## start ENTRIES SUPPLIED
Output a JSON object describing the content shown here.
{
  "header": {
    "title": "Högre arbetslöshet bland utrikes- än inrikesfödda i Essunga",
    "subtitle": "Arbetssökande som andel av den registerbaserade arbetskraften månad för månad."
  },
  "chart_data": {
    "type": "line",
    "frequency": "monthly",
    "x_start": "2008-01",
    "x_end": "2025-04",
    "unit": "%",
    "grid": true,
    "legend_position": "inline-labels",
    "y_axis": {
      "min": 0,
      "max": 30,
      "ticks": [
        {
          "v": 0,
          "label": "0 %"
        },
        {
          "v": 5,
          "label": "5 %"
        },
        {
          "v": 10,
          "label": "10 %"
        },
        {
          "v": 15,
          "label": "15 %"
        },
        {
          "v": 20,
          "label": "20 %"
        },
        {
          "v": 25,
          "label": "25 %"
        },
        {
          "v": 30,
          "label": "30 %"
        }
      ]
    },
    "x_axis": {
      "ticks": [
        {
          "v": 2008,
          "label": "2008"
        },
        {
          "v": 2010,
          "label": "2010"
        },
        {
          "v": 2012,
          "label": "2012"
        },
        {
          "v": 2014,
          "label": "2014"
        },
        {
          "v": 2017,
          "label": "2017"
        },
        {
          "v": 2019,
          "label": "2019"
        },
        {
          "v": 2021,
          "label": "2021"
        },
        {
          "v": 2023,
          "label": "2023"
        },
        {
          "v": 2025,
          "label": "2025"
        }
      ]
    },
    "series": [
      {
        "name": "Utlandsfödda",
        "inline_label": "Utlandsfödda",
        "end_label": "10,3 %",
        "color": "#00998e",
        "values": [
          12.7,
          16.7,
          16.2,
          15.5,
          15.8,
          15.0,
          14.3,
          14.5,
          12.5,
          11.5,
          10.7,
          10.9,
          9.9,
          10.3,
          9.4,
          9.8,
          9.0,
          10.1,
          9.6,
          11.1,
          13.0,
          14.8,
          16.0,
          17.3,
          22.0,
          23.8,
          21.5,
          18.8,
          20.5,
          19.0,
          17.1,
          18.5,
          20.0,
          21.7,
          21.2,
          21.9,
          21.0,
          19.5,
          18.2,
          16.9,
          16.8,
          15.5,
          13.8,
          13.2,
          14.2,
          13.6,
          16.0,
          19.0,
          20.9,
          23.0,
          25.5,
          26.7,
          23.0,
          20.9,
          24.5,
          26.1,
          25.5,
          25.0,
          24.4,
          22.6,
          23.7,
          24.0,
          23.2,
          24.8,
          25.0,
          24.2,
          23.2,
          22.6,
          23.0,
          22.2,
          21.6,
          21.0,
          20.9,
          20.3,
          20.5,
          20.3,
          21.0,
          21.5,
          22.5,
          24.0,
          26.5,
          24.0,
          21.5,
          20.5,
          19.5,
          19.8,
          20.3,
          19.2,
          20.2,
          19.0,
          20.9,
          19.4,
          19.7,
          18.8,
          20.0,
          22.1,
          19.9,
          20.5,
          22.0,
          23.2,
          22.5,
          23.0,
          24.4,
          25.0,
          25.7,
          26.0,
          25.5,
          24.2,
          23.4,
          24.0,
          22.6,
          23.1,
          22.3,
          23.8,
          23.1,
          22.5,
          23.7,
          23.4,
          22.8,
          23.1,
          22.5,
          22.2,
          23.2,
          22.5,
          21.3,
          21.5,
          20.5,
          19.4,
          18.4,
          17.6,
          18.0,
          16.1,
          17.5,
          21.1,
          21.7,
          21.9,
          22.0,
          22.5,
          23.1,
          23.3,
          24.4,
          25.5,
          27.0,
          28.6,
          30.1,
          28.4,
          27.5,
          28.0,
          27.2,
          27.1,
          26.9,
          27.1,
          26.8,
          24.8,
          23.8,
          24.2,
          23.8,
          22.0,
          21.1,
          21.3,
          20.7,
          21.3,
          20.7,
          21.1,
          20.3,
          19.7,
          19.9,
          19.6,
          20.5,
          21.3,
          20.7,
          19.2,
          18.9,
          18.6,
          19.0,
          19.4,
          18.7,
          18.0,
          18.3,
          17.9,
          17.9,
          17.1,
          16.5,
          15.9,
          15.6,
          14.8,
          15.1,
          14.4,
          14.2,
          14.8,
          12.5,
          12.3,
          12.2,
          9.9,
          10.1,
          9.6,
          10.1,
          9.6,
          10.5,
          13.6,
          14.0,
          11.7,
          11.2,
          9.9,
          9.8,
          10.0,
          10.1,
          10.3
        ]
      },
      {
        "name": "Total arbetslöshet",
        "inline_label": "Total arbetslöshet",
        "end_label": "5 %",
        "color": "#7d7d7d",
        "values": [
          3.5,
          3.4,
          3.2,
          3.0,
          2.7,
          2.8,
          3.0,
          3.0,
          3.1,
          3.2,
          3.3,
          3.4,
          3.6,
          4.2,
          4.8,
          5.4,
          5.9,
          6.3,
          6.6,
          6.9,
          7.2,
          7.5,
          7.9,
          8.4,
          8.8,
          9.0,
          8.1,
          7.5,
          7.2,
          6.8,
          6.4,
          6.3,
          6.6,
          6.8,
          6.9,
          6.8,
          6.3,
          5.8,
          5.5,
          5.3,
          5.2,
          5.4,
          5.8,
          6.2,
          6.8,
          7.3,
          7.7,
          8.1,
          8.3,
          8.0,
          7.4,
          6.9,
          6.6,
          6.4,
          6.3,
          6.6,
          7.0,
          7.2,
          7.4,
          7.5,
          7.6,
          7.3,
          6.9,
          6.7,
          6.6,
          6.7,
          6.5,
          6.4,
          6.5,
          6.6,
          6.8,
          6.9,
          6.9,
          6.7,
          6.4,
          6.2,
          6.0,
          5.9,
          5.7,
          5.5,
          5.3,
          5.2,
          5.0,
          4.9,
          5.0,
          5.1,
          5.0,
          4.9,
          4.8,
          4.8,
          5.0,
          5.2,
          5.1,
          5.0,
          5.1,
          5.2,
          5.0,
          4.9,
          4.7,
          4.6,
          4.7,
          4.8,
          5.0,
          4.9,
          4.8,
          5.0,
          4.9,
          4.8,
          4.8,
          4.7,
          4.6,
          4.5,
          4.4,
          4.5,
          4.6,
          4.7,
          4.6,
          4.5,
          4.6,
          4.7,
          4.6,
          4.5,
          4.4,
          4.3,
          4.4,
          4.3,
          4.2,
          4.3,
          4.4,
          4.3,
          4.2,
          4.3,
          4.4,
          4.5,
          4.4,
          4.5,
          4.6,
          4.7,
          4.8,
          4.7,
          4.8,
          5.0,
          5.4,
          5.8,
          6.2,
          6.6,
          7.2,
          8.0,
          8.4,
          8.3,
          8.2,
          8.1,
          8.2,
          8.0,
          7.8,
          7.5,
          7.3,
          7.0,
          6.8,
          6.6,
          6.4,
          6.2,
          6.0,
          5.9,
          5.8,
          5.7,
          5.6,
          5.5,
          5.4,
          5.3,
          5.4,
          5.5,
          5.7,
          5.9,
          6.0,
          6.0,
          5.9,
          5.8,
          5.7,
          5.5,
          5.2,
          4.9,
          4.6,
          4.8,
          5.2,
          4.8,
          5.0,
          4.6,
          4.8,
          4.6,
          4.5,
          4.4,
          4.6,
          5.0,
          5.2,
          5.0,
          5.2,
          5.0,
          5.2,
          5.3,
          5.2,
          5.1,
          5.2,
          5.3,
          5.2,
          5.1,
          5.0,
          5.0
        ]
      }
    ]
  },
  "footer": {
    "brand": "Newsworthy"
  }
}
## end ENTRIES SUPPLIED
• **AIM OF THE TASK**:
Write out the full listing exactly as given.

• **RESULT OF THE EXERCISE**:
Output a JSON object describing the content shown here.
{
  "header": {
    "title": "Högre arbetslöshet bland utrikes- än inrikesfödda i Essunga",
    "subtitle": "Arbetssökande som andel av den registerbaserade arbetskraften månad för månad."
  },
  "chart_data": {
    "type": "line",
    "frequency": "monthly",
    "x_start": "2008-01",
    "x_end": "2025-04",
    "unit": "%",
    "grid": true,
    "legend_position": "inline-labels",
    "y_axis": {
      "min": 0,
      "max": 30,
      "ticks": [
        {
          "v": 0,
          "label": "0 %"
        },
        {
          "v": 5,
          "label": "5 %"
        },
        {
          "v": 10,
          "label": "10 %"
        },
        {
          "v": 15,
          "label": "15 %"
        },
        {
          "v": 20,
          "label": "20 %"
        },
        {
          "v": 25,
          "label": "25 %"
        },
        {
          "v": 30,
          "label": "30 %"
        }
      ]
    },
    "x_axis": {
      "ticks": [
        {
          "v": 2008,
          "label": "2008"
        },
        {
          "v": 2010,
          "label": "2010"
        },
        {
          "v": 2012,
          "label": "2012"
        },
        {
          "v": 2014,
          "label": "2014"
        },
        {
          "v": 2017,
          "label": "2017"
        },
        {
          "v": 2019,
          "label": "2019"
        },
        {
          "v": 2021,
          "label": "2021"
        },
        {
          "v": 2023,
          "label": "2023"
        },
        {
          "v": 2025,
          "label": "2025"
        }
      ]
    },
    "series": [
      {
        "name": "Utlandsfödda",
        "inline_label": "Utlandsfödda",
        "end_label": "10,3 %",
        "color": "#00998e",
        "values": [
          12.7,
          16.7,
          16.2,
          15.5,
          15.8,
          15.0,
          14.3,
          14.5,
          12.5,
          11.5,
          10.7,
          10.9,
          9.9,
          10.3,
          9.4,
          9.8,
          9.0,
          10.1,
          9.6,
          11.1,
          13.0,
          14.8,
          16.0,
          17.3,
          22.0,
          23.8,
          21.5,
          18.8,
          20.5,
          19.0,
          17.1,
          18.5,
          20.0,
          21.7,
          21.2,
          21.9,
          21.0,
          19.5,
          18.2,
          16.9,
          16.8,
          15.5,
          13.8,
          13.2,
          14.2,
          13.6,
          16.0,
          19.0,
          20.9,
          23.0,
          25.5,
          26.7,
          23.0,
          20.9,
          24.5,
          26.1,
          25.5,
          25.0,
          24.4,
          22.6,
          23.7,
          24.0,
          23.2,
          24.8,
          25.0,
          24.2,
          23.2,
          22.6,
          23.0,
          22.2,
          21.6,
          21.0,
          20.9,
          20.3,
          20.5,
          20.3,
          21.0,
          21.5,
          22.5,
          24.0,
          26.5,
          24.0,
          21.5,
          20.5,
          19.5,
          19.8,
          20.3,
          19.2,
          20.2,
          19.0,
          20.9,
          19.4,
          19.7,
          18.8,
          20.0,
          22.1,
          19.9,
          20.5,
          22.0,
          23.2,
          22.5,
          23.0,
          24.4,
          25.0,
          25.7,
          26.0,
          25.5,
          24.2,
          23.4,
          24.0,
          22.6,
          23.1,
          22.3,
          23.8,
          23.1,
          22.5,
          23.7,
          23.4,
          22.8,
          23.1,
          22.5,
          22.2,
          23.2,
          22.5,
          21.3,
          21.5,
          20.5,
          19.4,
          18.4,
          17.6,
          18.0,
          16.1,
          17.5,
          21.1,
          21.7,
          21.9,
          22.0,
          22.5,
          23.1,
          23.3,
          24.4,
          25.5,
          27.0,
          28.6,
          30.1,
          28.4,
          27.5,
          28.0,
          27.2,
          27.1,
          26.9,
          27.1,
          26.8,
          24.8,
          23.8,
          24.2,
          23.8,
          22.0,
          21.1,
          21.3,
          20.7,
          21.3,
          20.7,
          21.1,
          20.3,
          19.7,
          19.9,
          19.6,
          20.5,
          21.3,
          20.7,
          19.2,
          18.9,
          18.6,
          19.0,
          19.4,
          18.7,
          18.0,
          18.3,
          17.9,
          17.9,
          17.1,
          16.5,
          15.9,
          15.6,
          14.8,
          15.1,
          14.4,
          14.2,
          14.8,
          12.5,
          12.3,
          12.2,
          9.9,
          10.1,
          9.6,
          10.1,
          9.6,
          10.5,
          13.6,
          14.0,
          11.7,
          11.2,
          9.9,
          9.8,
          10.0,
          10.1,
          10.3
        ]
      },
      {
        "name": "Total arbetslöshet",
        "inline_label": "Total arbetslöshet",
        "end_label": "5 %",
        "color": "#7d7d7d",
        "values": [
          3.5,
          3.4,
          3.2,
          3.0,
          2.7,
          2.8,
          3.0,
          3.0,
          3.1,
          3.2,
          3.3,
          3.4,
          3.6,
          4.2,
          4.8,
          5.4,
          5.9,
          6.3,
          6.6,
          6.9,
          7.2,
          7.5,
          7.9,
          8.4,
          8.8,
          9.0,
          8.1,
          7.5,
          7.2,
          6.8,
          6.4,
          6.3,
          6.6,
          6.8,
          6.9,
          6.8,
          6.3,
          5.8,
          5.5,
          5.3,
          5.2,
          5.4,
          5.8,
          6.2,
          6.8,
          7.3,
          7.7,
          8.1,
          8.3,
          8.0,
          7.4,
          6.9,
          6.6,
          6.4,
          6.3,
          6.6,
          7.0,
          7.2,
          7.4,
          7.5,
          7.6,
          7.3,
          6.9,
          6.7,
          6.6,
          6.7,
          6.5,
          6.4,
          6.5,
          6.6,
          6.8,
          6.9,
          6.9,
          6.7,
          6.4,
          6.2,
          6.0,
          5.9,
          5.7,
          5.5,
          5.3,
          5.2,
          5.0,
          4.9,
          5.0,
          5.1,
          5.0,
          4.9,
          4.8,
          4.8,
          5.0,
          5.2,
          5.1,
          5.0,
          5.1,
          5.2,
          5.0,
          4.9,
          4.7,
          4.6,
          4.7,
          4.8,
          5.0,
          4.9,
          4.8,
          5.0,
          4.9,
          4.8,
          4.8,
          4.7,
          4.6,
          4.5,
          4.4,
          4.5,
          4.6,
          4.7,
          4.6,
          4.5,
          4.6,
          4.7,
          4.6,
          4.5,
          4.4,
          4.3,
          4.4,
          4.3,
          4.2,
          4.3,
          4.4,
          4.3,
          4.2,
          4.3,
          4.4,
          4.5,
          4.4,
          4.5,
          4.6,
          4.7,
          4.8,
          4.7,
          4.8,
          5.0,
          5.4,
          5.8,
          6.2,
          6.6,
          7.2,
          8.0,
          8.4,
          8.3,
          8.2,
          8.1,
          8.2,
          8.0,
          7.8,
          7.5,
          7.3,
          7.0,
          6.8,
          6.6,
          6.4,
          6.2,
          6.0,
          5.9,
          5.8,
          5.7,
          5.6,
          5.5,
          5.4,
          5.3,
          5.4,
          5.5,
          5.7,
          5.9,
          6.0,
          6.0,
          5.9,
          5.8,
          5.7,
          5.5,
          5.2,
          4.9,
          4.6,
          4.8,
          5.2,
          4.8,
          5.0,
          4.6,
          4.8,
          4.6,
          4.5,
          4.4,
          4.6,
          5.0,
          5.2,
          5.0,
          5.2,
          5.0,
          5.2,
          5.3,
          5.2,
          5.1,
          5.2,
          5.3,
          5.2,
          5.1,
          5.0,
          5.0
        ]
      }
    ]
  },
  "footer": {
    "brand": "Newsworthy"
  }
}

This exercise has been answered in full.